*Record excerpts:*

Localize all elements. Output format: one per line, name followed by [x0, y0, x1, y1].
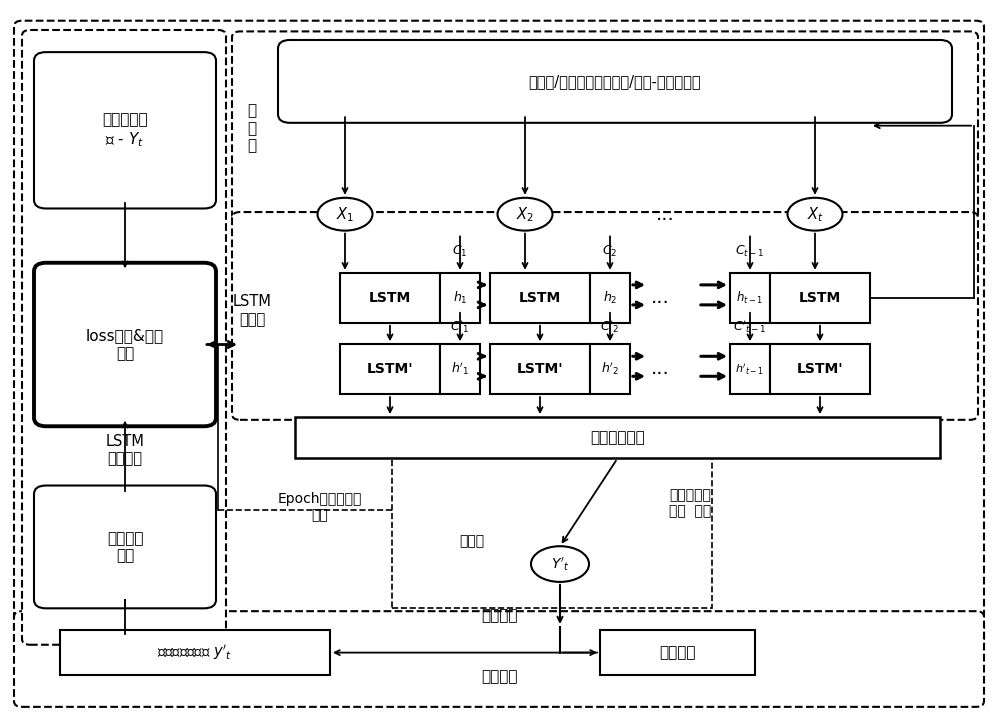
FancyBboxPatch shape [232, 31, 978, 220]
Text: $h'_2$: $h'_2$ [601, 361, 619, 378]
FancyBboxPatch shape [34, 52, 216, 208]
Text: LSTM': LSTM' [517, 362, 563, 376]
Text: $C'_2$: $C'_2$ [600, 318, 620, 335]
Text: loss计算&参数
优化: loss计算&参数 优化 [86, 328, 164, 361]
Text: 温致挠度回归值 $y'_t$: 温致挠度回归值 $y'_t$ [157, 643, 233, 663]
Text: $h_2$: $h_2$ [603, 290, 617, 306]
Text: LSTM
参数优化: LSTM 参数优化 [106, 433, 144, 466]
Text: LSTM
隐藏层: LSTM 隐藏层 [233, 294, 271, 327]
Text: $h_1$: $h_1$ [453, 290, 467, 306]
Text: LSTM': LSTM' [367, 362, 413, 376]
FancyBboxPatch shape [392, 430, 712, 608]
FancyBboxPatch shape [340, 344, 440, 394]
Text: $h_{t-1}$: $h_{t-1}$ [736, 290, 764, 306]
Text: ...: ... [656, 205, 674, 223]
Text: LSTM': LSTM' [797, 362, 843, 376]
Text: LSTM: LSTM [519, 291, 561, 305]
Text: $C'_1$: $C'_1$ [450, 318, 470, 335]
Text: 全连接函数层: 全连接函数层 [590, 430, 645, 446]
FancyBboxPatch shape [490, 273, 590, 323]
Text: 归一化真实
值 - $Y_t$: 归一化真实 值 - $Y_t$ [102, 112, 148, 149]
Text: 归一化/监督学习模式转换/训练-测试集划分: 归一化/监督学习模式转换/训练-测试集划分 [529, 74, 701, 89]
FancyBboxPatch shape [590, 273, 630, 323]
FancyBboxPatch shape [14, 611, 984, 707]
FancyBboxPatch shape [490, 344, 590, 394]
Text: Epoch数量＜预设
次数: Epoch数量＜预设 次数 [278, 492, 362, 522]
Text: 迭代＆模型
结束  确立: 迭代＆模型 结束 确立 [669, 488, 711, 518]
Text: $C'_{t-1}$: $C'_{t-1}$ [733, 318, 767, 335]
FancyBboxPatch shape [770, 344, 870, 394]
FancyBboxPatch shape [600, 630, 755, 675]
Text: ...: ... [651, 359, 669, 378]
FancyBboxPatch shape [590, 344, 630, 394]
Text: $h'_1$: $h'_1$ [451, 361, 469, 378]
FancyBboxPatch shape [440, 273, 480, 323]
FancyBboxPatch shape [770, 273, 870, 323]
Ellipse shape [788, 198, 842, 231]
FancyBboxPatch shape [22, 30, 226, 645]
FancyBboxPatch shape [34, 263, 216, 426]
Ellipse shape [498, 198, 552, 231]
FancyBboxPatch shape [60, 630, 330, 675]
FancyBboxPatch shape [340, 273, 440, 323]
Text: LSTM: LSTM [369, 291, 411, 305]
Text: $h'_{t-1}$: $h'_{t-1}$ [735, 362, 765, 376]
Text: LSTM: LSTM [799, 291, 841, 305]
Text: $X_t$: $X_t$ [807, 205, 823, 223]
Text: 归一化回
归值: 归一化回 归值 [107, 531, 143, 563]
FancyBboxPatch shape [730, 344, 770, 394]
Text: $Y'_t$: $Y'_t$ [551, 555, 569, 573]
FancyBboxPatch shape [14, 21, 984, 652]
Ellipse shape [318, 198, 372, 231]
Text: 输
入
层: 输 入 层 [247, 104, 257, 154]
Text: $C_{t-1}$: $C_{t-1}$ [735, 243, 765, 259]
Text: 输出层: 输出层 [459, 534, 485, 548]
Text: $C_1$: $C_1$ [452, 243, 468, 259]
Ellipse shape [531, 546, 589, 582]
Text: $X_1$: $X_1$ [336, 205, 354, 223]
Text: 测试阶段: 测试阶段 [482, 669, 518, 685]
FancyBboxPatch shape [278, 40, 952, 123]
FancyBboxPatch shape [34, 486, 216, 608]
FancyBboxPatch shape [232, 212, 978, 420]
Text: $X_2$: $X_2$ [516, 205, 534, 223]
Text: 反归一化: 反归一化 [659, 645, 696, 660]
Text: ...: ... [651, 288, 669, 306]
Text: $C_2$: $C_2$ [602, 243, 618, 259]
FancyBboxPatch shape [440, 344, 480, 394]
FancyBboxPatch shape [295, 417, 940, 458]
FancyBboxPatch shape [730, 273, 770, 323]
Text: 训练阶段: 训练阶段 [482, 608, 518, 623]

---

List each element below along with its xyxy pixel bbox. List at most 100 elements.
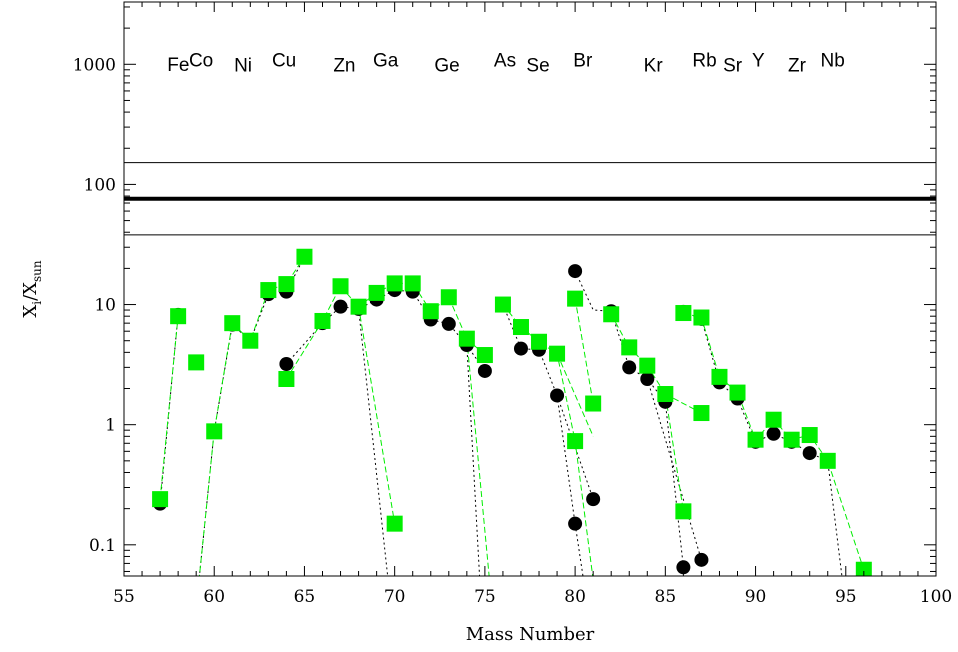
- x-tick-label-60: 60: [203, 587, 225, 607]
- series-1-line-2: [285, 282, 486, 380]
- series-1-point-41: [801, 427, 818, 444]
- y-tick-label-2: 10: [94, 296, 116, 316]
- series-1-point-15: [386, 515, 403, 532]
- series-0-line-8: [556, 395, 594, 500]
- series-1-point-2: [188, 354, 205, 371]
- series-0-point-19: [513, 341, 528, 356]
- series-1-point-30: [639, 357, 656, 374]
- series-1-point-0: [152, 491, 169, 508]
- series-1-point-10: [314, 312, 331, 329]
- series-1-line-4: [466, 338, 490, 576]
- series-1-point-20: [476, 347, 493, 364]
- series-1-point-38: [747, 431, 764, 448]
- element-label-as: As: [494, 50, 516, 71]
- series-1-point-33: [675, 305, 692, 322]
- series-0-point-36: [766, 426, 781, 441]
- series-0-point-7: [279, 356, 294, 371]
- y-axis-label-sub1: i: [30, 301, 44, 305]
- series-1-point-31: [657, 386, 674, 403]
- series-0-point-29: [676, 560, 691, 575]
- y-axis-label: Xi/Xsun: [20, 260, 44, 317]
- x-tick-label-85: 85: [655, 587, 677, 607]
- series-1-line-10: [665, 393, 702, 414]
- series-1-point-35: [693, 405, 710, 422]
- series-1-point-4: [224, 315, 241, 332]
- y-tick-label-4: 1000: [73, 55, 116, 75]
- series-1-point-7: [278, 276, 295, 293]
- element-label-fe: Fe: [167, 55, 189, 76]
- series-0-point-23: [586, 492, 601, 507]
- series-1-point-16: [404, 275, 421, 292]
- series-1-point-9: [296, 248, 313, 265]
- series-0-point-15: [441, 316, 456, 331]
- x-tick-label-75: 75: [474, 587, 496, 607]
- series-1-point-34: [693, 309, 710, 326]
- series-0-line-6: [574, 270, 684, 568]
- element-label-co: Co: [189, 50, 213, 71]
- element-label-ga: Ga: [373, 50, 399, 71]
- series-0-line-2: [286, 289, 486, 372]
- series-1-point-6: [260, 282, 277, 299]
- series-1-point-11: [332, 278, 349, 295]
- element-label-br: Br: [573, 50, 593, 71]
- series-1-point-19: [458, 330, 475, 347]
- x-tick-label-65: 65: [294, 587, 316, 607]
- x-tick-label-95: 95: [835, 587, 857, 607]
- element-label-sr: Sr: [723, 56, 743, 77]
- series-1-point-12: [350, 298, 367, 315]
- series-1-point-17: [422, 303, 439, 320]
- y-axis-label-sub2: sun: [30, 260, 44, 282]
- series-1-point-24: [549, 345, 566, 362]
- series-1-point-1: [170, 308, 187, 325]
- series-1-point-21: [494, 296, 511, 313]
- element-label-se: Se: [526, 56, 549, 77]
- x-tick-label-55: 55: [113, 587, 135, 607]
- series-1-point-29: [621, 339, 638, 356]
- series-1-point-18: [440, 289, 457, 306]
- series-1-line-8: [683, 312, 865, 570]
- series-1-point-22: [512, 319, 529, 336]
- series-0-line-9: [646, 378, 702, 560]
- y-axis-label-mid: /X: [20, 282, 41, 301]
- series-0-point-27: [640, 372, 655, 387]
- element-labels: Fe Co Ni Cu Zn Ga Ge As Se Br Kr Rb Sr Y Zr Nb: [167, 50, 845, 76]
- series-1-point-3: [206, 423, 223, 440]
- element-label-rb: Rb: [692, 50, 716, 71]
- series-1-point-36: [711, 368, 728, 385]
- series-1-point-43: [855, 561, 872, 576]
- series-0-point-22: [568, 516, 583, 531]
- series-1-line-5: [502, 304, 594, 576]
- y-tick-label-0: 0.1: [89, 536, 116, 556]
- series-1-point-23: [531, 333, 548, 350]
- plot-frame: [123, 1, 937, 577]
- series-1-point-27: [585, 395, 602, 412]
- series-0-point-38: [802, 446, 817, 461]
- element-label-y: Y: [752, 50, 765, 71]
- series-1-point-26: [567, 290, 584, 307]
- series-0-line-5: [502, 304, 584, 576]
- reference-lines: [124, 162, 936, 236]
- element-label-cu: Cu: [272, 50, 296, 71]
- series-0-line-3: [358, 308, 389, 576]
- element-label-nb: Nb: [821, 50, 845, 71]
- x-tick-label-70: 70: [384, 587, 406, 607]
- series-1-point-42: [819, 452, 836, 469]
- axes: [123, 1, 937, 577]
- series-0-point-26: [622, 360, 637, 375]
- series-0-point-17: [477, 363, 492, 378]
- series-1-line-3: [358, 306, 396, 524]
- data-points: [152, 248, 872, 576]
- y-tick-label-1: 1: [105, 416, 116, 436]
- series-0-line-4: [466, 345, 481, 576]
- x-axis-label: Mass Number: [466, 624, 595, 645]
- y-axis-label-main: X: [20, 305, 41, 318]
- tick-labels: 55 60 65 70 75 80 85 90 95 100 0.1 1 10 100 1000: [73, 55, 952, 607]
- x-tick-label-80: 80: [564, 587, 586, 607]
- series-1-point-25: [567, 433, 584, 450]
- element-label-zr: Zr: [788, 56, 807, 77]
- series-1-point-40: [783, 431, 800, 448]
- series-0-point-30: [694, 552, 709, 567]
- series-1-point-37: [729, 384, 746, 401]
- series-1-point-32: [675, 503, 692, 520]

*Task directions:*
Print the part of the records that opens with the line containing "- x-tick-label-60: 60: [203, 587, 225, 607]" and closes with the line containing "- y-axis-label-sub1: i: [30, 301, 44, 305]", including both of those lines, copying every line exactly.

*Response to this exercise:*
- x-tick-label-60: 60: [203, 587, 225, 607]
- series-1-line-2: [285, 282, 486, 380]
- series-1-point-41: [801, 427, 818, 444]
- y-tick-label-2: 10: [94, 296, 116, 316]
- series-1-point-15: [386, 515, 403, 532]
- series-0-line-8: [556, 395, 594, 500]
- series-1-point-2: [188, 354, 205, 371]
- series-0-point-19: [513, 341, 528, 356]
- series-1-point-30: [639, 357, 656, 374]
- series-1-point-0: [152, 491, 169, 508]
- series-1-point-10: [314, 312, 331, 329]
- series-1-line-4: [466, 338, 490, 576]
- series-1-point-20: [476, 347, 493, 364]
- series-1-point-38: [747, 431, 764, 448]
- element-label-as: As: [494, 50, 516, 71]
- series-1-point-33: [675, 305, 692, 322]
- series-0-point-36: [766, 426, 781, 441]
- series-0-point-7: [279, 356, 294, 371]
- y-axis-label-sub1: i: [30, 301, 44, 305]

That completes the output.